● **Selected text**:
++++++++++
I’m sitting at my usual Starbucks location this morning, outside for a change because this Colorado spring weather is literal fresh air to my soul.
When my babysitter texted last night and offered to come this morning, I almost didn’t know what to say. What will I do with my time? Write is what I should do, but what on Earth will I say?
But I accepted her offer and here I am, fingers to keys that feel almost foreign, sitting with my coffee, my sole purpose to try and remember how to pour out some facet of my soul onto this screen.
Did I mention that leading is vulnerable? I find myself a little bit terrified these days by the number of people with an eye on my life. Don’t get me wrong – they – you all – are so very dear to me. Like, more precious than I can put into words.
But showing up and pouring myself out to Jesus before my church family Sunday morning after Sunday morning, and then showing up here and being poured out in a different way — I think the combination of those two has left me needing to hole up a little bit here.
Then there’s this: Busy ain’t the word. Y’all? I am getting to do so much. To give so much expression to my heart, to impart bits of who I am to those around me, and it’s all happening within my real life community. Within my church family.
This honestly feels a little like uncharted territory to me and while it is exhilarating, and thankful doesn’t even come close to describing the state of my heart, it’s also quite scary.
Within my role as worship pastor for our church community, I have the privilege of coaching and leading and developing our worship team members (and up-and-coming members), and that responsibility is life to my heart like I can’t even tell you. I couldn’t be more grateful. And yet, being in the place of occasionally having to say hard things to people I care about is incredibly— you guessed it—
Vulnerable. And just plain hard.
Can I tell you the other thing I get to do? 4th Fridays. I am ramping up to lead an evening, once a month, to reach out to creatives both within and outside of our church family. You guys, I SO rarely can say with relative confidence that I believe God “spoke” one thing or another to me, and if I’m honest I think I generally try and avoid saying that for reasons I’ll get into, maybe, at another time.
++++++++++
● **Stored data**:
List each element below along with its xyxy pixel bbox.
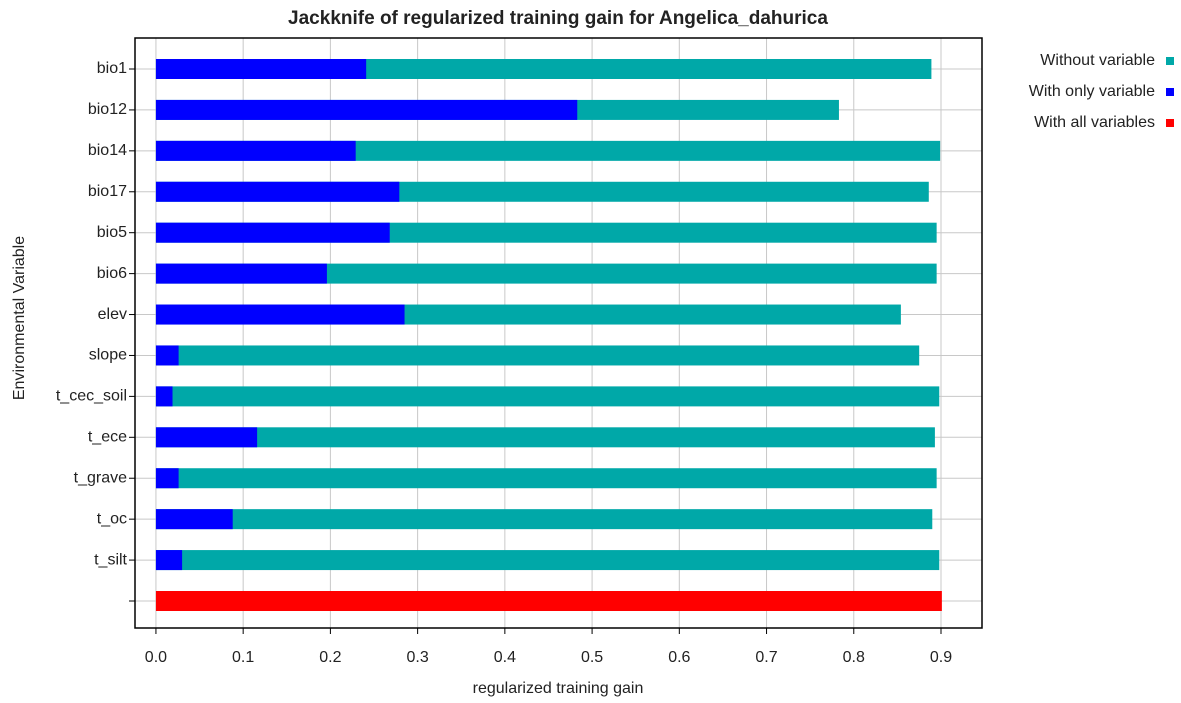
++++++++++
● **Objectives**:
a – In the blog post, the author describes what she does with worship team members in her role as worship pastor. List every activity named there.
b – For each statement, answer yes or no according to the blog post, and quote the words from the post that decide it.
(i) The author is sitting inside the Starbucks this morning.
(ii) The babysitter offered by text last night to come this morning.
(iii) The 4th Fridays evening takes place once a month.
The data is not needed for any of this work.

● **Worked solutions**:
a –
- coaching
- leading
- developing

b –
(i) No: "outside for a change"
(ii) Yes: "When my babysitter texted last night and offered to come this morning"
(iii) Yes: "I am ramping up to lead an evening, once a month"